■ **Goal**: Give an exact copy of every line, leaving images out.
─── Entries supplied ───
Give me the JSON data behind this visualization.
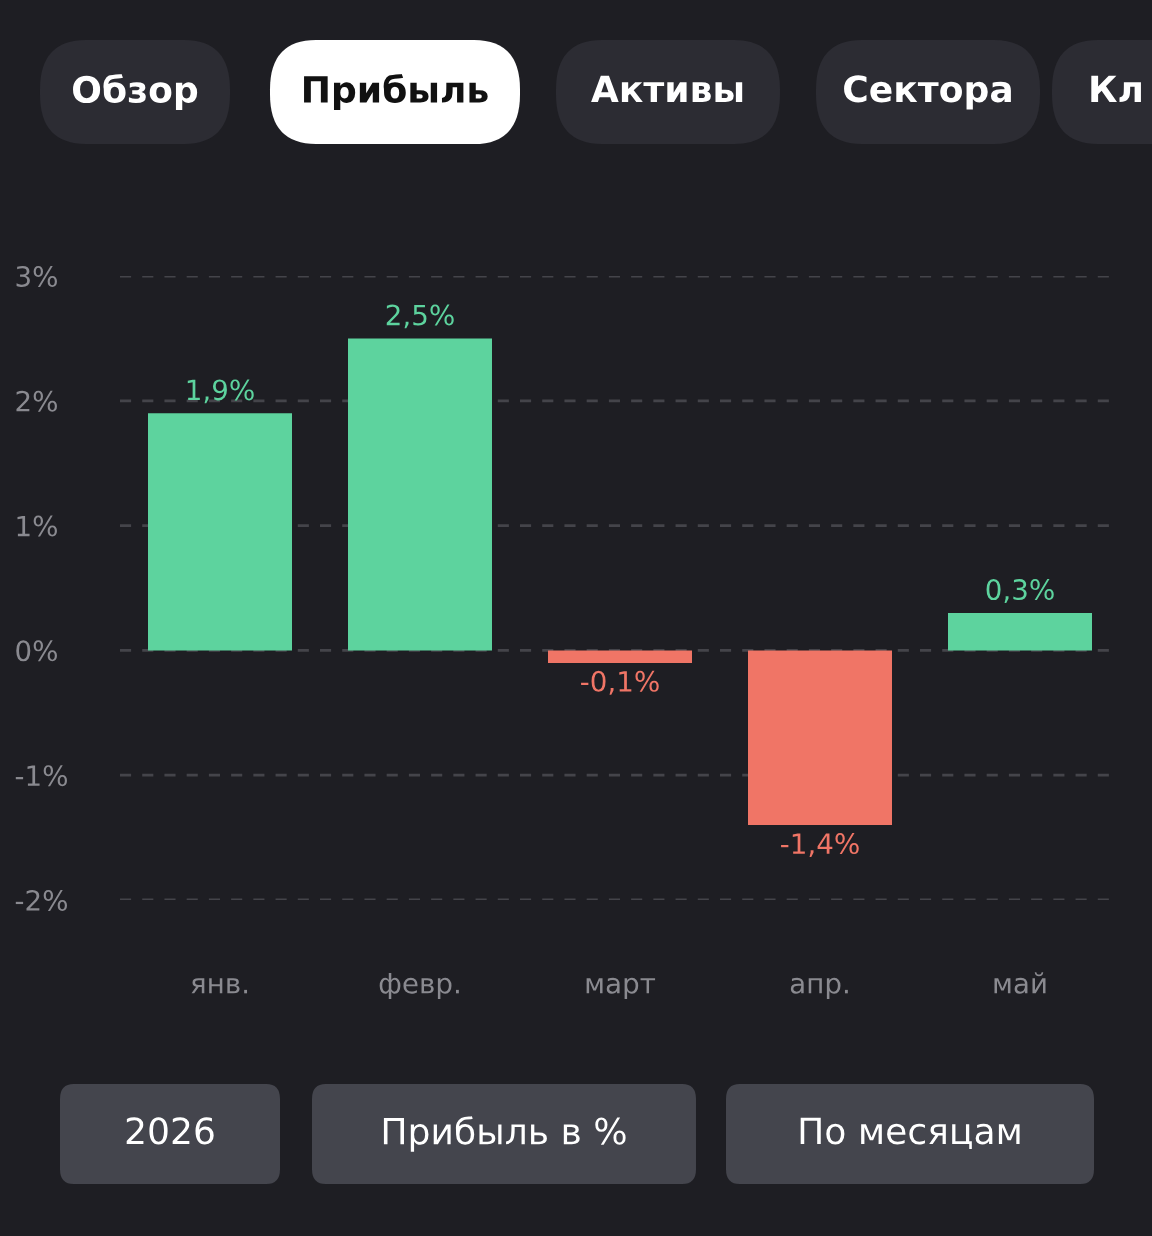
{
  "chart_data": {
    "type": "bar",
    "categories": [
      "янв.",
      "февр.",
      "март",
      "апр.",
      "май"
    ],
    "values": [
      1.9,
      2.5,
      -0.1,
      -1.4,
      0.3
    ],
    "colors": [
      "#5dd39e",
      "#5dd39e",
      "#f07566",
      "#f07566",
      "#5dd39e"
    ],
    "value_labels": [
      "1,9%",
      "2,5%",
      "-0,1%",
      "-1,4%",
      "0,3%"
    ],
    "ylim": [
      -2,
      3
    ],
    "yticks": [
      {
        "value": -2,
        "label": "-2%"
      },
      {
        "value": -1,
        "label": "-1%"
      },
      {
        "value": 0,
        "label": "0%"
      },
      {
        "value": 1,
        "label": "1%"
      },
      {
        "value": 2,
        "label": "2%"
      },
      {
        "value": 3,
        "label": "3%"
      }
    ],
    "grid": "y",
    "annotations": [
      "Обзор",
      "Прибыль",
      "Активы",
      "Сектора",
      "Кл",
      "2026",
      "Прибыль в %",
      "По месяцам"
    ]
  }
}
───
■ **Answer to this exercise**:
Give me the JSON data behind this visualization.
{
  "chart_data": {
    "type": "bar",
    "categories": [
      "янв.",
      "февр.",
      "март",
      "апр.",
      "май"
    ],
    "values": [
      1.9,
      2.5,
      -0.1,
      -1.4,
      0.3
    ],
    "colors": [
      "#5dd39e",
      "#5dd39e",
      "#f07566",
      "#f07566",
      "#5dd39e"
    ],
    "value_labels": [
      "1,9%",
      "2,5%",
      "-0,1%",
      "-1,4%",
      "0,3%"
    ],
    "ylim": [
      -2,
      3
    ],
    "yticks": [
      {
        "value": -2,
        "label": "-2%"
      },
      {
        "value": -1,
        "label": "-1%"
      },
      {
        "value": 0,
        "label": "0%"
      },
      {
        "value": 1,
        "label": "1%"
      },
      {
        "value": 2,
        "label": "2%"
      },
      {
        "value": 3,
        "label": "3%"
      }
    ],
    "grid": "y",
    "annotations": [
      "Обзор",
      "Прибыль",
      "Активы",
      "Сектора",
      "Кл",
      "2026",
      "Прибыль в %",
      "По месяцам"
    ]
  }
}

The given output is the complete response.